▶ [WHAT IS BEING ASKED]: In this exercise, return the whole listing exactly, excluding any images.

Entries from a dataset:
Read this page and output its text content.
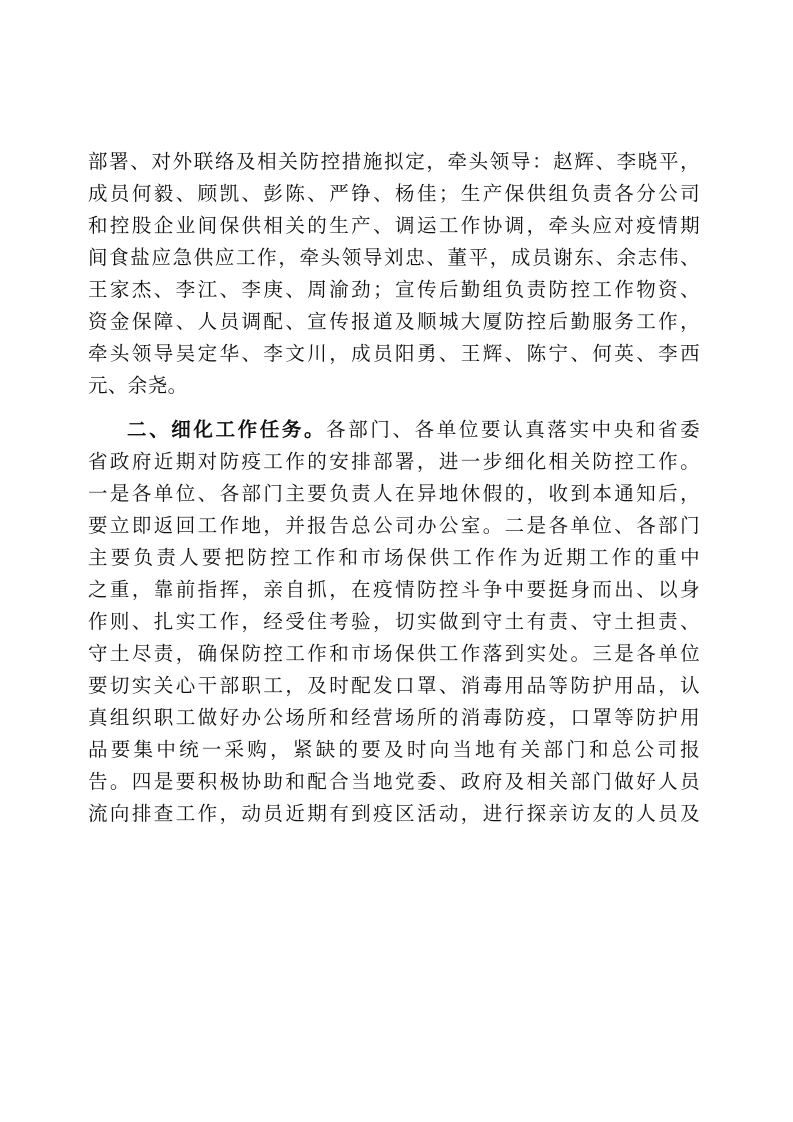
部署、对外联络及相关防控措施拟定，牵头领导：赵辉、李晓平，
成员何毅、顾凯、彭陈、严铮、杨佳；生产保供组负责各分公司
和控股企业间保供相关的生产、调运工作协调，牵头应对疫情期
间食盐应急供应工作，牵头领导刘忠、董平，成员谢东、余志伟、
王家杰、李江、李庚、周渝劲；宣传后勤组负责防控工作物资、
资金保障、人员调配、宣传报道及顺城大厦防控后勤服务工作，
牵头领导吴定华、李文川，成员阳勇、王辉、陈宁、何英、李西
元、余尧。
二、细化工作任务。各部门、各单位要认真落实中央和省委
省政府近期对防疫工作的安排部署，进一步细化相关防控工作。
一是各单位、各部门主要负责人在异地休假的，收到本通知后，
要立即返回工作地，并报告总公司办公室。二是各单位、各部门
主要负责人要把防控工作和市场保供工作作为近期工作的重中
之重，靠前指挥，亲自抓，在疫情防控斗争中要挺身而出、以身
作则、扎实工作，经受住考验，切实做到守土有责、守土担责、
守土尽责，确保防控工作和市场保供工作落到实处。三是各单位
要切实关心干部职工，及时配发口罩、消毒用品等防护用品，认
真组织职工做好办公场所和经营场所的消毒防疫，口罩等防护用
品要集中统一采购，紧缺的要及时向当地有关部门和总公司报
告。四是要积极协助和配合当地党委、政府及相关部门做好人员
流向排查工作，动员近期有到疫区活动，进行探亲访友的人员及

▶ [ANSWER]:
Read this page and output its text content.
部署、对外联络及相关防控措施拟定，牵头领导：赵辉、李晓平，
成员何毅、顾凯、彭陈、严铮、杨佳；生产保供组负责各分公司
和控股企业间保供相关的生产、调运工作协调，牵头应对疫情期
间食盐应急供应工作，牵头领导刘忠、董平，成员谢东、余志伟、
王家杰、李江、李庚、周渝劲；宣传后勤组负责防控工作物资、
资金保障、人员调配、宣传报道及顺城大厦防控后勤服务工作，
牵头领导吴定华、李文川，成员阳勇、王辉、陈宁、何英、李西
元、余尧。
二、细化工作任务。各部门、各单位要认真落实中央和省委
省政府近期对防疫工作的安排部署，进一步细化相关防控工作。
一是各单位、各部门主要负责人在异地休假的，收到本通知后，
要立即返回工作地，并报告总公司办公室。二是各单位、各部门
主要负责人要把防控工作和市场保供工作作为近期工作的重中
之重，靠前指挥，亲自抓，在疫情防控斗争中要挺身而出、以身
作则、扎实工作，经受住考验，切实做到守土有责、守土担责、
守土尽责，确保防控工作和市场保供工作落到实处。三是各单位
要切实关心干部职工，及时配发口罩、消毒用品等防护用品，认
真组织职工做好办公场所和经营场所的消毒防疫，口罩等防护用
品要集中统一采购，紧缺的要及时向当地有关部门和总公司报
告。四是要积极协助和配合当地党委、政府及相关部门做好人员
流向排查工作，动员近期有到疫区活动，进行探亲访友的人员及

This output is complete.